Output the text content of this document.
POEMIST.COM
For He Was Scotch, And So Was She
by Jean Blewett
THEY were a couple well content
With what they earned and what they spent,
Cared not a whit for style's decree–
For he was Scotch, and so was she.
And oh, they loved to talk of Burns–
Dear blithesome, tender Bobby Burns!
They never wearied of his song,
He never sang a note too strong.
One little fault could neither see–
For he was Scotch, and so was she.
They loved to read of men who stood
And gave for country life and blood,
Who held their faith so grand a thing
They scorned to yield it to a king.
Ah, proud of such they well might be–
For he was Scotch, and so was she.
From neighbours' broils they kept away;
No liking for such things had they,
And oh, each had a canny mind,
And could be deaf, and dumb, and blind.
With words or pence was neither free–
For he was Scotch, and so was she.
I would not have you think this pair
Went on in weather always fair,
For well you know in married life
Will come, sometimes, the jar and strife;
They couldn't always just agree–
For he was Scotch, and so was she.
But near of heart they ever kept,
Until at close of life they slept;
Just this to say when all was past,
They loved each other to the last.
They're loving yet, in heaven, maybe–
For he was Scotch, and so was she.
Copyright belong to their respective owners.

★ ★ ★

#### WRITTEN REQUEST
Transcribe every entry exactly, omitting nothing.

#### ANSWER FOR THIS EXERCISE
Output the text content of this document.
POEMIST.COM
For He Was Scotch, And So Was She
by Jean Blewett
THEY were a couple well content
With what they earned and what they spent,
Cared not a whit for style's decree–
For he was Scotch, and so was she.
And oh, they loved to talk of Burns–
Dear blithesome, tender Bobby Burns!
They never wearied of his song,
He never sang a note too strong.
One little fault could neither see–
For he was Scotch, and so was she.
They loved to read of men who stood
And gave for country life and blood,
Who held their faith so grand a thing
They scorned to yield it to a king.
Ah, proud of such they well might be–
For he was Scotch, and so was she.
From neighbours' broils they kept away;
No liking for such things had they,
And oh, each had a canny mind,
And could be deaf, and dumb, and blind.
With words or pence was neither free–
For he was Scotch, and so was she.
I would not have you think this pair
Went on in weather always fair,
For well you know in married life
Will come, sometimes, the jar and strife;
They couldn't always just agree–
For he was Scotch, and so was she.
But near of heart they ever kept,
Until at close of life they slept;
Just this to say when all was past,
They loved each other to the last.
They're loving yet, in heaven, maybe–
For he was Scotch, and so was she.
Copyright belong to their respective owners.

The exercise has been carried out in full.